◆ **GOAL**:
Return all of the rows below verbatim, without the pictures.

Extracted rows
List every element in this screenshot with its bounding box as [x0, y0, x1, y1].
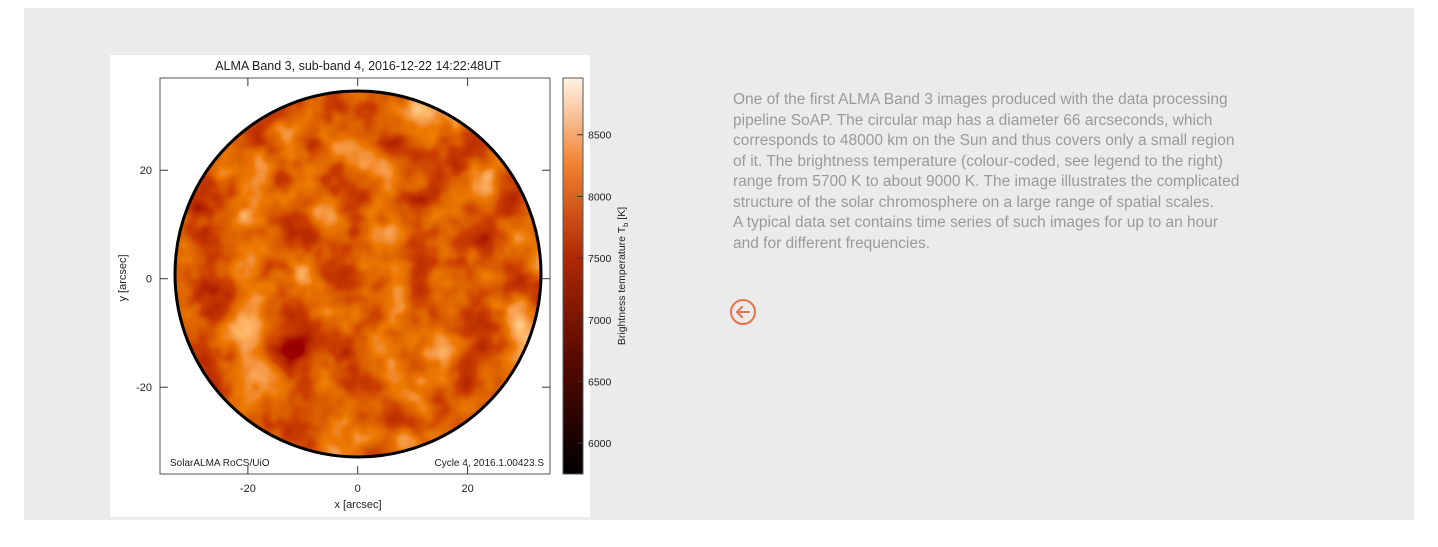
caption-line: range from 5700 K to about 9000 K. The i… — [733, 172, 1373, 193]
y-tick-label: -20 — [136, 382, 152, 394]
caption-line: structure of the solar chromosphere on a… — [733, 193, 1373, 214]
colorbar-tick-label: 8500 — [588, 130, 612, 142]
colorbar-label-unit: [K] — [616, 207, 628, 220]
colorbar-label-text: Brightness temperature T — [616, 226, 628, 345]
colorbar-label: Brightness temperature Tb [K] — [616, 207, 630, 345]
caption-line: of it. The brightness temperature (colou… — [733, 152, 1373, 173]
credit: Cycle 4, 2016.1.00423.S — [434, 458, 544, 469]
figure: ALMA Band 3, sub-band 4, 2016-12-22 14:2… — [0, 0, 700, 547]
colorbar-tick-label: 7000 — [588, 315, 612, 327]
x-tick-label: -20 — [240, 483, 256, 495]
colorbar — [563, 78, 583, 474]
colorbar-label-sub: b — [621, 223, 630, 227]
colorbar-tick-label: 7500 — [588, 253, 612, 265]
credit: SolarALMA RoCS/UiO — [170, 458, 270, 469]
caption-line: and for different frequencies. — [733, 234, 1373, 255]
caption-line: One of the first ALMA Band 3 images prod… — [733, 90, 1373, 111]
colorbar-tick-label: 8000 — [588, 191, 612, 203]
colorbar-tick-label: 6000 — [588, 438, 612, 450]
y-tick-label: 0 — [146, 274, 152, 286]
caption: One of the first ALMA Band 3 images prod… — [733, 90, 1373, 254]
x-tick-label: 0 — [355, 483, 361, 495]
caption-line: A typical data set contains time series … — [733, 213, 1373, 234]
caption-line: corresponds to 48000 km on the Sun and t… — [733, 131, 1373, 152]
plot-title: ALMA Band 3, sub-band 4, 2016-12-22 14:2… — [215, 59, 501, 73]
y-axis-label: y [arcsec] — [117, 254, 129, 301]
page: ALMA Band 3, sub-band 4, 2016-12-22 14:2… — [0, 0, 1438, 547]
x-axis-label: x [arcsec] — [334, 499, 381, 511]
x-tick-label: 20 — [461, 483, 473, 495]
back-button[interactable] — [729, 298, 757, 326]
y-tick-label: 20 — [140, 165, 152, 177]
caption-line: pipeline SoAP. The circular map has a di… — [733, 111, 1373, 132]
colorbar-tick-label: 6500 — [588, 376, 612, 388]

◆ **TASK ANSWER**:
List every element in this screenshot with its bounding box as [x0, y0, x1, y1].
caption-line: range from 5700 K to about 9000 K. The i… — [733, 172, 1373, 193]
y-tick-label: -20 — [136, 382, 152, 394]
caption-line: structure of the solar chromosphere on a… — [733, 193, 1373, 214]
colorbar-tick-label: 8500 — [588, 130, 612, 142]
colorbar-label-unit: [K] — [616, 207, 628, 220]
colorbar-label-text: Brightness temperature T — [616, 226, 628, 345]
colorbar-label: Brightness temperature Tb [K] — [616, 207, 630, 345]
caption-line: of it. The brightness temperature (colou… — [733, 152, 1373, 173]
credit: Cycle 4, 2016.1.00423.S — [434, 458, 544, 469]
figure: ALMA Band 3, sub-band 4, 2016-12-22 14:2… — [0, 0, 700, 547]
colorbar-tick-label: 7000 — [588, 315, 612, 327]
x-tick-label: -20 — [240, 483, 256, 495]
colorbar — [563, 78, 583, 474]
colorbar-label-sub: b — [621, 223, 630, 227]
colorbar-tick-label: 7500 — [588, 253, 612, 265]
credit: SolarALMA RoCS/UiO — [170, 458, 270, 469]
caption-line: and for different frequencies. — [733, 234, 1373, 255]
caption-line: One of the first ALMA Band 3 images prod… — [733, 90, 1373, 111]
colorbar-tick-label: 8000 — [588, 191, 612, 203]
colorbar-tick-label: 6000 — [588, 438, 612, 450]
y-tick-label: 0 — [146, 274, 152, 286]
caption: One of the first ALMA Band 3 images prod… — [733, 90, 1373, 254]
x-tick-label: 0 — [355, 483, 361, 495]
caption-line: A typical data set contains time series … — [733, 213, 1373, 234]
caption-line: corresponds to 48000 km on the Sun and t… — [733, 131, 1373, 152]
plot-title: ALMA Band 3, sub-band 4, 2016-12-22 14:2… — [215, 59, 501, 73]
y-axis-label: y [arcsec] — [117, 254, 129, 301]
page: ALMA Band 3, sub-band 4, 2016-12-22 14:2… — [0, 0, 1438, 547]
x-axis-label: x [arcsec] — [334, 499, 381, 511]
x-tick-label: 20 — [461, 483, 473, 495]
back-button[interactable] — [729, 298, 757, 326]
y-tick-label: 20 — [140, 165, 152, 177]
caption-line: pipeline SoAP. The circular map has a di… — [733, 111, 1373, 132]
colorbar-tick-label: 6500 — [588, 376, 612, 388]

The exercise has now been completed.